**WORK TO COMPLETE:** Leave out any pictures and transcribe all other data below exactly.

**INFORMATION GIVEN:**

===

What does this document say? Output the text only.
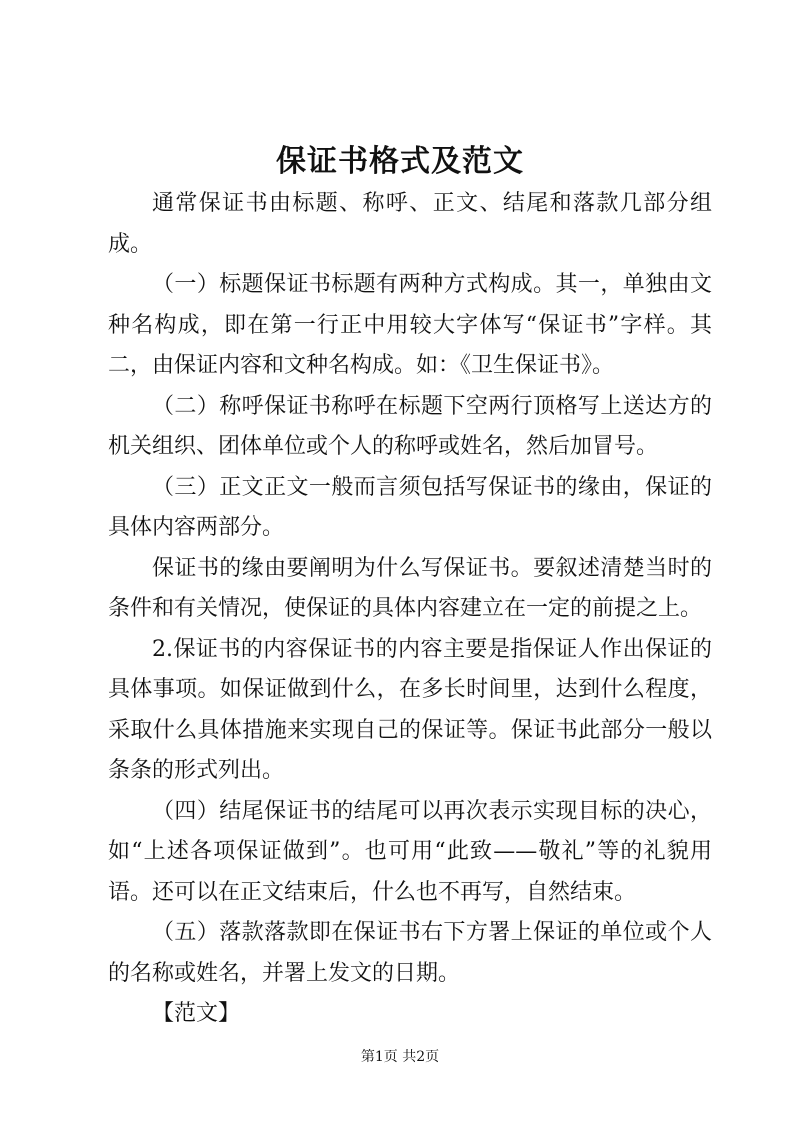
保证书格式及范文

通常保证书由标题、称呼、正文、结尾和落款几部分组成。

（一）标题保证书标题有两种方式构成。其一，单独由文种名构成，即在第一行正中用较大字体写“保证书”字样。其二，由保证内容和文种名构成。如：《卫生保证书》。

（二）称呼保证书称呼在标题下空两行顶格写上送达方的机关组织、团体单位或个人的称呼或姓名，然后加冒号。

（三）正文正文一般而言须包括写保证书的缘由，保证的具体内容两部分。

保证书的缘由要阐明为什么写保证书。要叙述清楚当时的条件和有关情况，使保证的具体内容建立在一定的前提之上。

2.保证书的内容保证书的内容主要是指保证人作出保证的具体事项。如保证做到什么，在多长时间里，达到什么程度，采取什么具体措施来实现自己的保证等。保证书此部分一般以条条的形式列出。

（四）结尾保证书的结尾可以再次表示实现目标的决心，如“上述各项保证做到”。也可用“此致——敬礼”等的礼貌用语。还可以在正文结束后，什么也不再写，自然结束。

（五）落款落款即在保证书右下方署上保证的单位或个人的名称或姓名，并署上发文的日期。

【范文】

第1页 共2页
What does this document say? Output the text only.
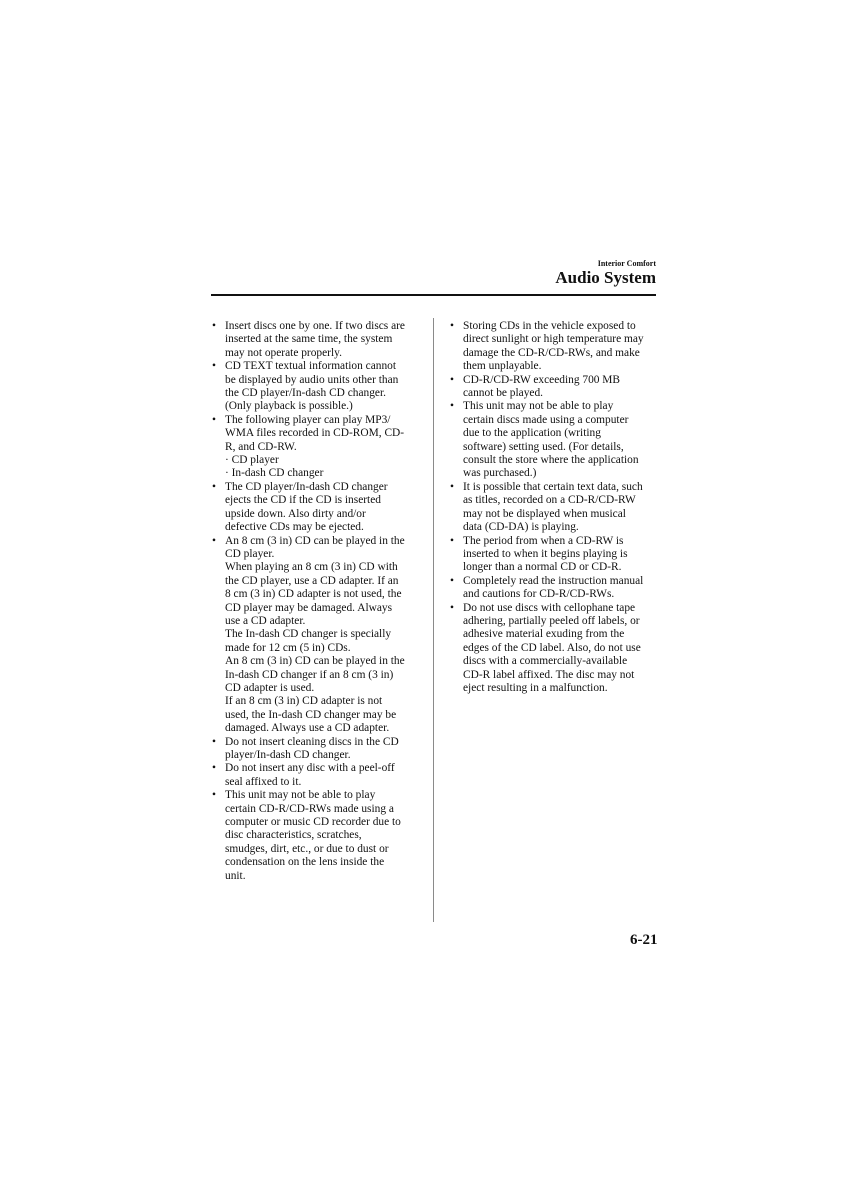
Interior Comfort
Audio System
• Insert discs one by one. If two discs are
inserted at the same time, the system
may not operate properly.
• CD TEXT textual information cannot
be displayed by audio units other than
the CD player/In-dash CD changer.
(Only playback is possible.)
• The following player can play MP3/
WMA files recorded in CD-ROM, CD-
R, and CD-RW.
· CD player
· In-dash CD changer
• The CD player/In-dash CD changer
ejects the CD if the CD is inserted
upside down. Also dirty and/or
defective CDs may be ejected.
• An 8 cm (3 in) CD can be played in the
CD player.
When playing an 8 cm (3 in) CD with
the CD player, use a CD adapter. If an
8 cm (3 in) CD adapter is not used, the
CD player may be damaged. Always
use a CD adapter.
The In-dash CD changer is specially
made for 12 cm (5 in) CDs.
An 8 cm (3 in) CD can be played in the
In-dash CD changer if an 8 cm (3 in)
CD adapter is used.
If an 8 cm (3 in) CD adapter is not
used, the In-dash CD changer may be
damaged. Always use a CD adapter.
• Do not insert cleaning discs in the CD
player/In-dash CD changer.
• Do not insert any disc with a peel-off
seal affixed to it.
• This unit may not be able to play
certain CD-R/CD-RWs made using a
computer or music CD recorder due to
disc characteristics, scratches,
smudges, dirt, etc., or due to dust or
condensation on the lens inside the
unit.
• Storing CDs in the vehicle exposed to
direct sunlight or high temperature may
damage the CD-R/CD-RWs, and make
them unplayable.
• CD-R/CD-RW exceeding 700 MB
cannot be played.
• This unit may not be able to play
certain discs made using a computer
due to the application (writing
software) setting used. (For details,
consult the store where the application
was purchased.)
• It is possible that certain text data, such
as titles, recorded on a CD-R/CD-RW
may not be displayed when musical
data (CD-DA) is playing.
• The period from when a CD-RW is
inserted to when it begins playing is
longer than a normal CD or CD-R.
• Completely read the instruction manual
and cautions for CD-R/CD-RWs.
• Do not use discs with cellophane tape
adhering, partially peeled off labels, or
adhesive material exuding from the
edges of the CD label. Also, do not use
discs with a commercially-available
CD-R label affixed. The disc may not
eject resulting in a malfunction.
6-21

===

**RESULT OF THIS TASK:**
What does this document say? Output the text only.
保证书格式及范文

通常保证书由标题、称呼、正文、结尾和落款几部分组成。

（一）标题保证书标题有两种方式构成。其一，单独由文种名构成，即在第一行正中用较大字体写“保证书”字样。其二，由保证内容和文种名构成。如：《卫生保证书》。

（二）称呼保证书称呼在标题下空两行顶格写上送达方的机关组织、团体单位或个人的称呼或姓名，然后加冒号。

（三）正文正文一般而言须包括写保证书的缘由，保证的具体内容两部分。

保证书的缘由要阐明为什么写保证书。要叙述清楚当时的条件和有关情况，使保证的具体内容建立在一定的前提之上。

2.保证书的内容保证书的内容主要是指保证人作出保证的具体事项。如保证做到什么，在多长时间里，达到什么程度，采取什么具体措施来实现自己的保证等。保证书此部分一般以条条的形式列出。

（四）结尾保证书的结尾可以再次表示实现目标的决心，如“上述各项保证做到”。也可用“此致——敬礼”等的礼貌用语。还可以在正文结束后，什么也不再写，自然结束。

（五）落款落款即在保证书右下方署上保证的单位或个人的名称或姓名，并署上发文的日期。

【范文】

第1页 共2页
What does this document say? Output the text only.
Interior Comfort
Audio System
• Insert discs one by one. If two discs are
inserted at the same time, the system
may not operate properly.
• CD TEXT textual information cannot
be displayed by audio units other than
the CD player/In-dash CD changer.
(Only playback is possible.)
• The following player can play MP3/
WMA files recorded in CD-ROM, CD-
R, and CD-RW.
· CD player
· In-dash CD changer
• The CD player/In-dash CD changer
ejects the CD if the CD is inserted
upside down. Also dirty and/or
defective CDs may be ejected.
• An 8 cm (3 in) CD can be played in the
CD player.
When playing an 8 cm (3 in) CD with
the CD player, use a CD adapter. If an
8 cm (3 in) CD adapter is not used, the
CD player may be damaged. Always
use a CD adapter.
The In-dash CD changer is specially
made for 12 cm (5 in) CDs.
An 8 cm (3 in) CD can be played in the
In-dash CD changer if an 8 cm (3 in)
CD adapter is used.
If an 8 cm (3 in) CD adapter is not
used, the In-dash CD changer may be
damaged. Always use a CD adapter.
• Do not insert cleaning discs in the CD
player/In-dash CD changer.
• Do not insert any disc with a peel-off
seal affixed to it.
• This unit may not be able to play
certain CD-R/CD-RWs made using a
computer or music CD recorder due to
disc characteristics, scratches,
smudges, dirt, etc., or due to dust or
condensation on the lens inside the
unit.
• Storing CDs in the vehicle exposed to
direct sunlight or high temperature may
damage the CD-R/CD-RWs, and make
them unplayable.
• CD-R/CD-RW exceeding 700 MB
cannot be played.
• This unit may not be able to play
certain discs made using a computer
due to the application (writing
software) setting used. (For details,
consult the store where the application
was purchased.)
• It is possible that certain text data, such
as titles, recorded on a CD-R/CD-RW
may not be displayed when musical
data (CD-DA) is playing.
• The period from when a CD-RW is
inserted to when it begins playing is
longer than a normal CD or CD-R.
• Completely read the instruction manual
and cautions for CD-R/CD-RWs.
• Do not use discs with cellophane tape
adhering, partially peeled off labels, or
adhesive material exuding from the
edges of the CD label. Also, do not use
discs with a commercially-available
CD-R label affixed. The disc may not
eject resulting in a malfunction.
6-21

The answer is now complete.